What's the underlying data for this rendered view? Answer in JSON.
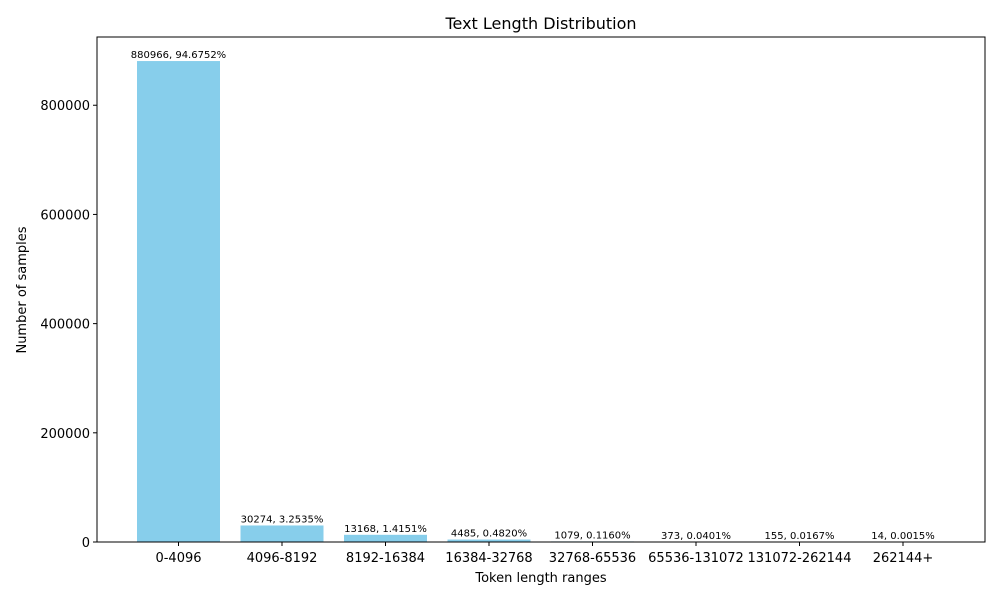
{
  "chart_data": {
    "type": "bar",
    "title": "Text Length Distribution",
    "xlabel": "Token length ranges",
    "ylabel": "Number of samples",
    "categories": [
      "0-4096",
      "4096-8192",
      "8192-16384",
      "16384-32768",
      "32768-65536",
      "65536-131072",
      "131072-262144",
      "262144+"
    ],
    "values": [
      880966,
      30274,
      13168,
      4485,
      1079,
      373,
      155,
      14
    ],
    "value_labels": [
      "880966, 94.6752%",
      "30274, 3.2535%",
      "13168, 1.4151%",
      "4485, 0.4820%",
      "1079, 0.1160%",
      "373, 0.0401%",
      "155, 0.0167%",
      "14, 0.0015%"
    ],
    "yticks": [
      0,
      200000,
      400000,
      600000,
      800000
    ],
    "ylim": [
      0,
      925000
    ],
    "bar_color": "#87ceeb",
    "grid": false,
    "legend": false
  }
}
▬▬▬▬▬▬▬▬▬▬
What needs to be done
Copy all the data exactly as written, but skip any picture.

The result
What's the underlying data for this rendered view? Answer in JSON.
{
  "chart_data": {
    "type": "bar",
    "title": "Text Length Distribution",
    "xlabel": "Token length ranges",
    "ylabel": "Number of samples",
    "categories": [
      "0-4096",
      "4096-8192",
      "8192-16384",
      "16384-32768",
      "32768-65536",
      "65536-131072",
      "131072-262144",
      "262144+"
    ],
    "values": [
      880966,
      30274,
      13168,
      4485,
      1079,
      373,
      155,
      14
    ],
    "value_labels": [
      "880966, 94.6752%",
      "30274, 3.2535%",
      "13168, 1.4151%",
      "4485, 0.4820%",
      "1079, 0.1160%",
      "373, 0.0401%",
      "155, 0.0167%",
      "14, 0.0015%"
    ],
    "yticks": [
      0,
      200000,
      400000,
      600000,
      800000
    ],
    "ylim": [
      0,
      925000
    ],
    "bar_color": "#87ceeb",
    "grid": false,
    "legend": false
  }
}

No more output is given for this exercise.